▶ [Do this] State the number of lines that contain the word "лицо", and add nothing else.

▶ [Given records]
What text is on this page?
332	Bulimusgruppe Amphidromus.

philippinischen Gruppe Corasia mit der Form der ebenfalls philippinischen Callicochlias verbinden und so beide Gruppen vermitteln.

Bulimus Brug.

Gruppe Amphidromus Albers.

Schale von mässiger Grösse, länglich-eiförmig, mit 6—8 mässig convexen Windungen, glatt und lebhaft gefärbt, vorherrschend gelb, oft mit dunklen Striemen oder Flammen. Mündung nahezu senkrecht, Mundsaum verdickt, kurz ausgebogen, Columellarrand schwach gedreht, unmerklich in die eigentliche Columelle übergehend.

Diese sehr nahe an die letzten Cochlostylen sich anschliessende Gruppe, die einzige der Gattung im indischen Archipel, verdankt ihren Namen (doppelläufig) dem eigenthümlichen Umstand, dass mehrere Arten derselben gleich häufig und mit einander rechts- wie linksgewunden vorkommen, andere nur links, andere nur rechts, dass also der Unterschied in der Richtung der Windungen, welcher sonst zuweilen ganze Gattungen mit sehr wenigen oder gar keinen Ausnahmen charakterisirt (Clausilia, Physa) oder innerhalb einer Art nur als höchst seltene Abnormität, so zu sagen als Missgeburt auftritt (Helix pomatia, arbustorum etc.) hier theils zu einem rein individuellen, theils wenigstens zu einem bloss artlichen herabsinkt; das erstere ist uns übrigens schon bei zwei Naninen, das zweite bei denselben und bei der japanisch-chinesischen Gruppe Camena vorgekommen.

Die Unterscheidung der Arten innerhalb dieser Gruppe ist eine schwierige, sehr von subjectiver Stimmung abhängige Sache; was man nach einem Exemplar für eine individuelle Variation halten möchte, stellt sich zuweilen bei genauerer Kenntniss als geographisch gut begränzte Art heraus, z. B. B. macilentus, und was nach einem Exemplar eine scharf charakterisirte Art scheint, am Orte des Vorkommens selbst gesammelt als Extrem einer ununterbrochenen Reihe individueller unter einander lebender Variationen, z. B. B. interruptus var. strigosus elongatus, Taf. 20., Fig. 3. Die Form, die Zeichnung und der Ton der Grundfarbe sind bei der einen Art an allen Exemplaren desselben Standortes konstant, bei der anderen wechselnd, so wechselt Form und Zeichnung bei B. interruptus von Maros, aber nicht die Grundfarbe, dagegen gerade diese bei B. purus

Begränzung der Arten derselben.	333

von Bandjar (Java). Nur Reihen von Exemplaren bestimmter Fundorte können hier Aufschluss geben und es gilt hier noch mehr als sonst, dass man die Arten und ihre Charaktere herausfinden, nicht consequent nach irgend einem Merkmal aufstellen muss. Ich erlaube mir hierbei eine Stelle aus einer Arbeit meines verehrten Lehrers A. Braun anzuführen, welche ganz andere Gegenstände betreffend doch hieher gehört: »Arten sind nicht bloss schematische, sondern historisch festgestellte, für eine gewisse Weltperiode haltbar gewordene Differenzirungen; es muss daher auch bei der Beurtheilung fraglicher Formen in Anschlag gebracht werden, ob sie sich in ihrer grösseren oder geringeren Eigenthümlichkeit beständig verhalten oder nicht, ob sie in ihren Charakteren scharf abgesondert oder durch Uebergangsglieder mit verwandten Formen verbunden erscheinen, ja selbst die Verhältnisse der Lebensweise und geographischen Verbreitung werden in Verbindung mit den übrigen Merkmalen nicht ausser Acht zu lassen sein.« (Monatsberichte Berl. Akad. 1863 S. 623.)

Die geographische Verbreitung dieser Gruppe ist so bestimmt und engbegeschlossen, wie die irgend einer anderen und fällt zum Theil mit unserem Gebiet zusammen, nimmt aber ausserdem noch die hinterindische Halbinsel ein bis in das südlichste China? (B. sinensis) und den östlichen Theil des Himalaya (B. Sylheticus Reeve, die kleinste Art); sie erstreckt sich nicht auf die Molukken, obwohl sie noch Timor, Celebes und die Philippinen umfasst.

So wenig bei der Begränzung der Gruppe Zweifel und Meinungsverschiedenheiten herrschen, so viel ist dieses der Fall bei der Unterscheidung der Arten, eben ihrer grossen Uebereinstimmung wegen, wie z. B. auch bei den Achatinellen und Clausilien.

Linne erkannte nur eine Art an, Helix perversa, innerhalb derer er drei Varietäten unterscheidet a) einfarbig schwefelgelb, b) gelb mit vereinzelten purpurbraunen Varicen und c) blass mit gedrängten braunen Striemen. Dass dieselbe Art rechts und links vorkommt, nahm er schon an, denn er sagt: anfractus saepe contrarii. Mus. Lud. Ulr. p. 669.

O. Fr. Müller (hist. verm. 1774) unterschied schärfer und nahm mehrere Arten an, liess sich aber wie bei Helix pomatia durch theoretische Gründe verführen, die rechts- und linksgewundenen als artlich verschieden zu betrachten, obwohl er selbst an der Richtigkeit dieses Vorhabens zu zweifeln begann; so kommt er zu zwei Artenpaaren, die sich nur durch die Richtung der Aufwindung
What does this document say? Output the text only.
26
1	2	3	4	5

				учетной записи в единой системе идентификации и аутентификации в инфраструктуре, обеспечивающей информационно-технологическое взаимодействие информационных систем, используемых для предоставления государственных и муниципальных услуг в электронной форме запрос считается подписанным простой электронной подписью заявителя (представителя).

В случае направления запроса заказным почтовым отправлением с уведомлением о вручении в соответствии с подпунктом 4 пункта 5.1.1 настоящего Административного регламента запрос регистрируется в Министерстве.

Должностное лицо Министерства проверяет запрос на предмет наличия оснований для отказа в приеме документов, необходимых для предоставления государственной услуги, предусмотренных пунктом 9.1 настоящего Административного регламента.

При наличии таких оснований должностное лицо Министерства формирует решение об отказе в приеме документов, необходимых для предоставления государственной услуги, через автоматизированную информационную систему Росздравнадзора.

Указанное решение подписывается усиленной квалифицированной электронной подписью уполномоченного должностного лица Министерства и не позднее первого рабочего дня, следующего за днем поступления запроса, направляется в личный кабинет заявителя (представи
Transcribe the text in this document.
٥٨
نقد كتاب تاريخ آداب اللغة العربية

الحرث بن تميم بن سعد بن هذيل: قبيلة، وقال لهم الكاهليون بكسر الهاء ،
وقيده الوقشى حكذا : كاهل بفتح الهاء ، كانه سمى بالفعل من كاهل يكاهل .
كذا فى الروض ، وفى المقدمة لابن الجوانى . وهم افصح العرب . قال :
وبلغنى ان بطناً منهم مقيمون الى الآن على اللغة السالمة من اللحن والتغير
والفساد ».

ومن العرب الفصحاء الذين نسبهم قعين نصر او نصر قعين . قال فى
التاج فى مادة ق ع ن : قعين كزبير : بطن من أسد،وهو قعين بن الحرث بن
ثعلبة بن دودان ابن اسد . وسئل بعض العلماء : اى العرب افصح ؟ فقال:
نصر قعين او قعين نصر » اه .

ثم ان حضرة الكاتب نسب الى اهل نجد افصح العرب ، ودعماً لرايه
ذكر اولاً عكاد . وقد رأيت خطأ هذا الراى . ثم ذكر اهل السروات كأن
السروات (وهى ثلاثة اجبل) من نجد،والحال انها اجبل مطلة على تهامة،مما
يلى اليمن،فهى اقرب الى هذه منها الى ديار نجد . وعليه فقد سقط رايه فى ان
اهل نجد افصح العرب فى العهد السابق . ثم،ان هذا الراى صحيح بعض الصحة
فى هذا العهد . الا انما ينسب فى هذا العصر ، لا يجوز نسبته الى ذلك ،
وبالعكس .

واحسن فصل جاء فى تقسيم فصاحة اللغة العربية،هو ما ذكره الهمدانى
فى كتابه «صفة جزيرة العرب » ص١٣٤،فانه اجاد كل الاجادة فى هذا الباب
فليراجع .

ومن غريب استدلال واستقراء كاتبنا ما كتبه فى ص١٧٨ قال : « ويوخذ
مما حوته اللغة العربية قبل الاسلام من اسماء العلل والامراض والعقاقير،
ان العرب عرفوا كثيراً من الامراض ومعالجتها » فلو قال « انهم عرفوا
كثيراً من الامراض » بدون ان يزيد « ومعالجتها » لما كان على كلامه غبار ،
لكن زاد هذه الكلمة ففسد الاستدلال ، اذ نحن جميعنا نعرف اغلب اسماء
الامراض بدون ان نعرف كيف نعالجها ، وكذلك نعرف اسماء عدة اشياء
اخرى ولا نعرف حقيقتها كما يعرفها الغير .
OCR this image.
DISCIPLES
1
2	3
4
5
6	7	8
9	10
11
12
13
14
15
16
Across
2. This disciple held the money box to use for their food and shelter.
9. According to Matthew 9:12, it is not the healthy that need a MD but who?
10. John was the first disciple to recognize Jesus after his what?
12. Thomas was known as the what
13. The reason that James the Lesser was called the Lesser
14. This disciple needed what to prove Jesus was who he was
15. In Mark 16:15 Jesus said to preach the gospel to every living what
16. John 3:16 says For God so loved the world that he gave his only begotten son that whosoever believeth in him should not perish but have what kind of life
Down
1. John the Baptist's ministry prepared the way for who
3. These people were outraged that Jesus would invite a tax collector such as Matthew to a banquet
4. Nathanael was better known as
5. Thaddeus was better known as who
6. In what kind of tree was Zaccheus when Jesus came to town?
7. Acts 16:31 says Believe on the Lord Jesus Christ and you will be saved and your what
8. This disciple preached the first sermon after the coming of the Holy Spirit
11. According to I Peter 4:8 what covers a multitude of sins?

▶ [The solution] 2